PROBLEM DESCRIPTION. Assemble all lines in which the string "text" appears.

★ ★ ★ ★

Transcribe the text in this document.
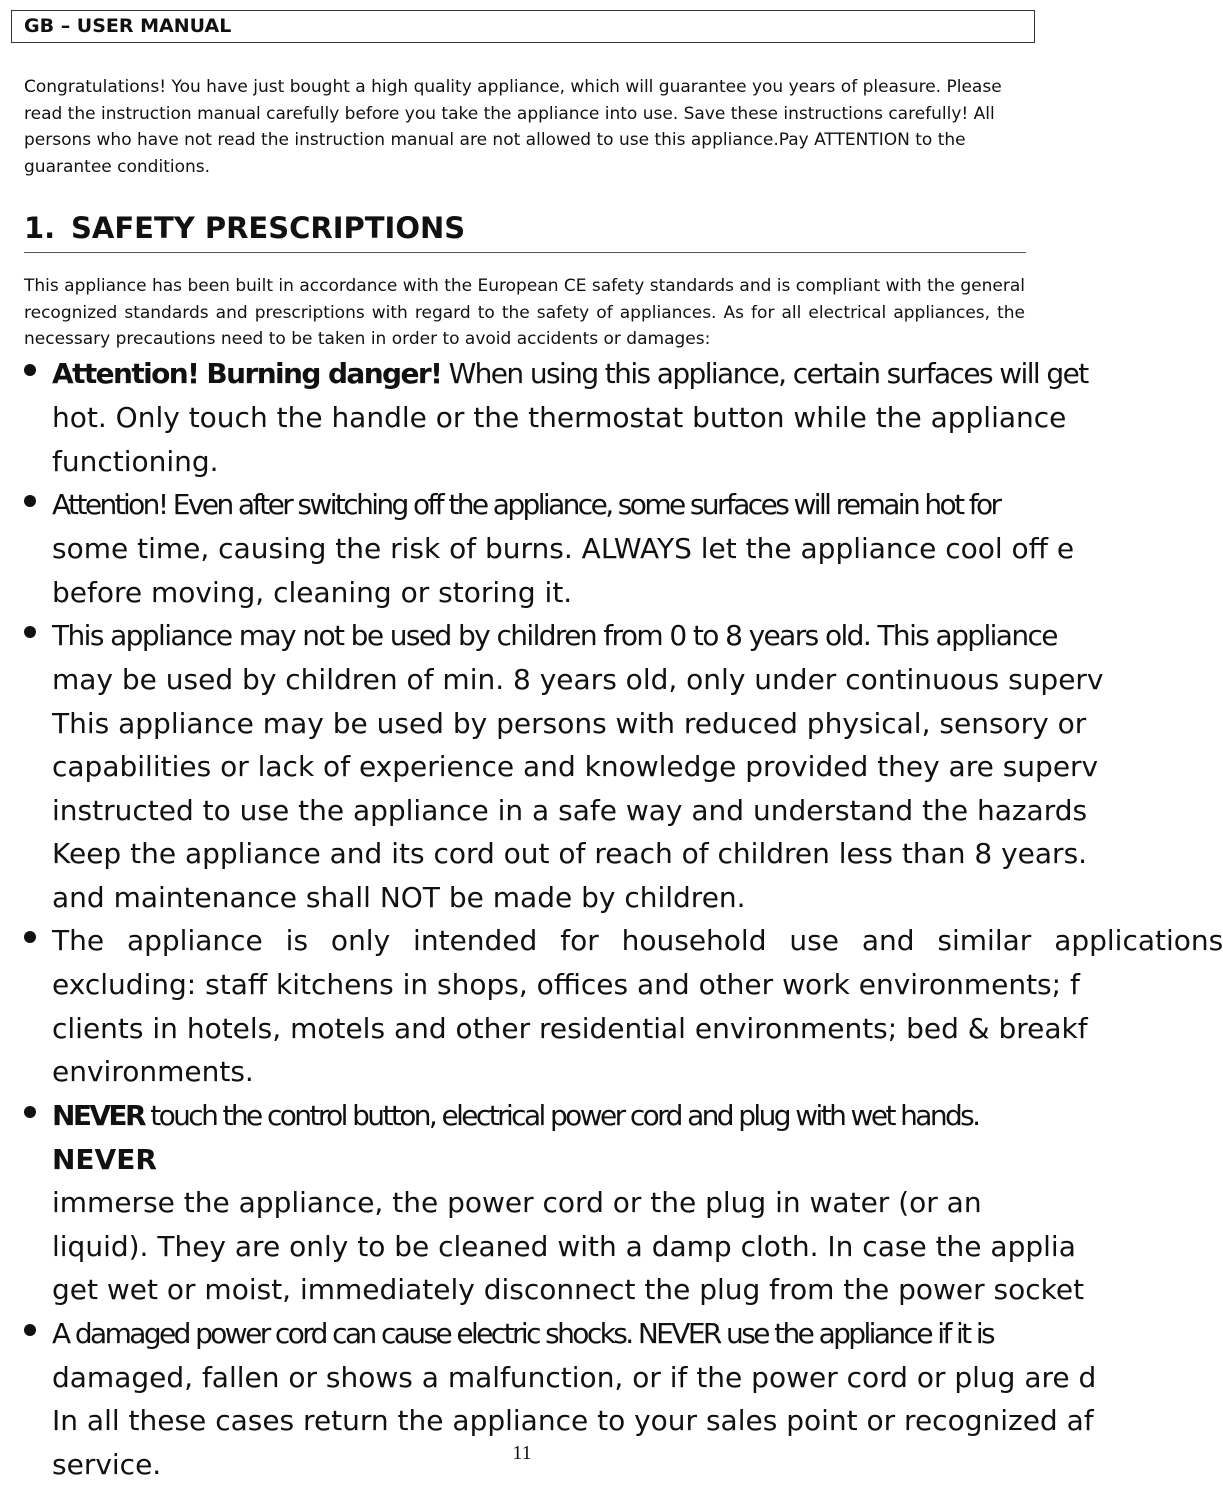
GB – USER MANUAL

Congratulations! You have just bought a high quality appliance, which will guarantee you years of pleasure. Please read the instruction manual carefully before you take the appliance into use. Save these instructions carefully! All persons who have not read the instruction manual are not allowed to use this appliance.Pay ATTENTION to the guarantee conditions.

1. SAFETY PRESCRIPTIONS

This appliance has been built in accordance with the European CE safety standards and is compliant with the general recognized standards and prescriptions with regard to the safety of appliances. As for all electrical appliances, the necessary precautions need to be taken in order to avoid accidents or damages:

Attention! Burning danger! When using this appliance, certain surfaces will get
hot. Only touch the handle or the thermostat button while the appliance
functioning.
Attention! Even after switching off the appliance, some surfaces will remain hot for
some time, causing the risk of burns. ALWAYS let the appliance cool off e
before moving, cleaning or storing it.
This appliance may not be used by children from 0 to 8 years old. This appliance
may be used by children of min. 8 years old, only under continuous superv
This appliance may be used by persons with reduced physical, sensory or
capabilities or lack of experience and knowledge provided they are superv
instructed to use the appliance in a safe way and understand the hazards
Keep the appliance and its cord out of reach of children less than 8 years.
and maintenance shall NOT be made by children.
The appliance is only intended for household use and similar applications
excluding: staff kitchens in shops, offices and other work environments; f
clients in hotels, motels and other residential environments; bed & breakf
environments.
NEVER touch the control button, electrical power cord and plug with wet hands.
NEVER
immerse the appliance, the power cord or the plug in water (or an
liquid). They are only to be cleaned with a damp cloth. In case the applia
get wet or moist, immediately disconnect the plug from the power socket
A damaged power cord can cause electric shocks. NEVER use the appliance if it is
damaged, fallen or shows a malfunction, or if the power cord or plug are d
In all these cases return the appliance to your sales point or recognized af
service.	11
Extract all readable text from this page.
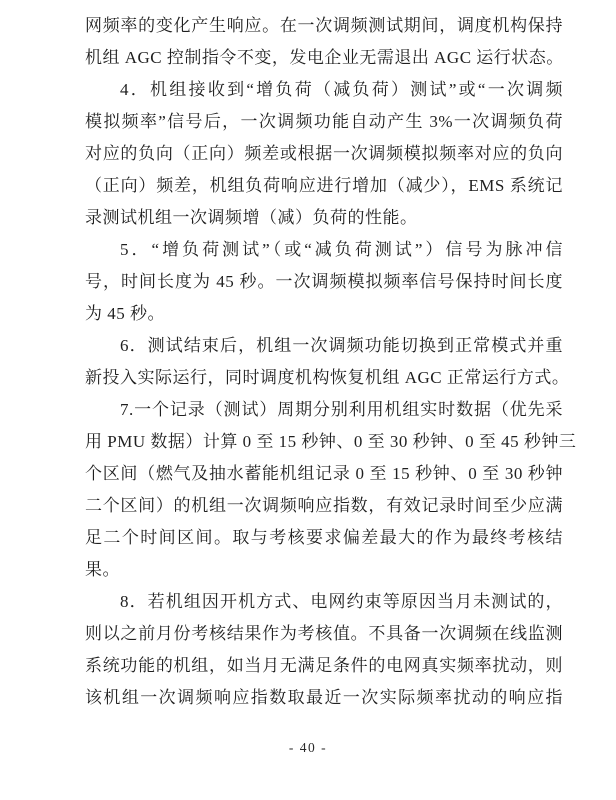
网频率的变化产生响应。在一次调频测试期间，调度机构保持
机组 AGC 控制指令不变，发电企业无需退出 AGC 运行状态。
4．机组接收到“增负荷（减负荷）测试”或“一次调频
模拟频率”信号后，一次调频功能自动产生 3%一次调频负荷
对应的负向（正向）频差或根据一次调频模拟频率对应的负向
（正向）频差，机组负荷响应进行增加（减少），EMS 系统记
录测试机组一次调频增（减）负荷的性能。
5．“增负荷测试”（或“减负荷测试”）信号为脉冲信
号，时间长度为 45 秒。一次调频模拟频率信号保持时间长度
为 45 秒。
6．测试结束后，机组一次调频功能切换到正常模式并重
新投入实际运行，同时调度机构恢复机组 AGC 正常运行方式。
7.一个记录（测试）周期分别利用机组实时数据（优先采
用 PMU 数据）计算 0 至 15 秒钟、0 至 30 秒钟、0 至 45 秒钟三
个区间（燃气及抽水蓄能机组记录 0 至 15 秒钟、0 至 30 秒钟
二个区间）的机组一次调频响应指数，有效记录时间至少应满
足二个时间区间。取与考核要求偏差最大的作为最终考核结
果。
8．若机组因开机方式、电网约束等原因当月未测试的，
则以之前月份考核结果作为考核值。不具备一次调频在线监测
系统功能的机组，如当月无满足条件的电网真实频率扰动，则
该机组一次调频响应指数取最近一次实际频率扰动的响应指
- 40 -
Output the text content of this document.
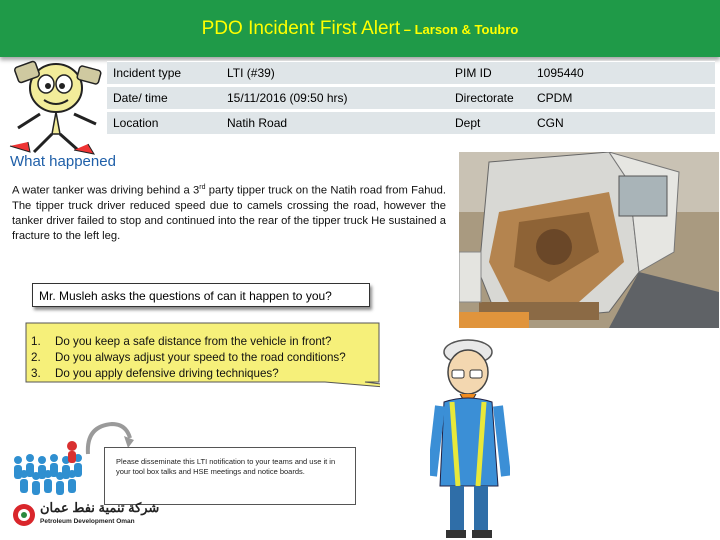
PDO Incident First Alert – Larson & Toubro
Incident type	LTI (#39)	PIM ID	1095440
Date/ time	15/11/2016 (09:50 hrs)	Directorate	CPDM
Location	Natih Road	Dept	CGN
What happened
A water tanker was driving behind a 3rd party tipper truck on the Natih road from Fahud. The tipper truck driver reduced speed due to camels crossing the road, however the tanker driver failed to stop and continued into the rear of the tipper truck He sustained a fracture to the left leg.
Mr. Musleh asks the questions of can it happen to you?
1.	Do you keep a safe distance from the vehicle in front?
2.	Do you always adjust your speed to the road conditions?
3.	Do you apply defensive driving techniques?
Please disseminate this LTI notification to your teams and use it in your tool box talks and HSE meetings and notice boards.
شركة تنمية نفط عمان
Petroleum Development Oman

★ ★ ★ ★

OUTPUT FOR THIS TASK.
Transcribe the text in this document.
Extract all readable text from this page.
Output the text content of this document.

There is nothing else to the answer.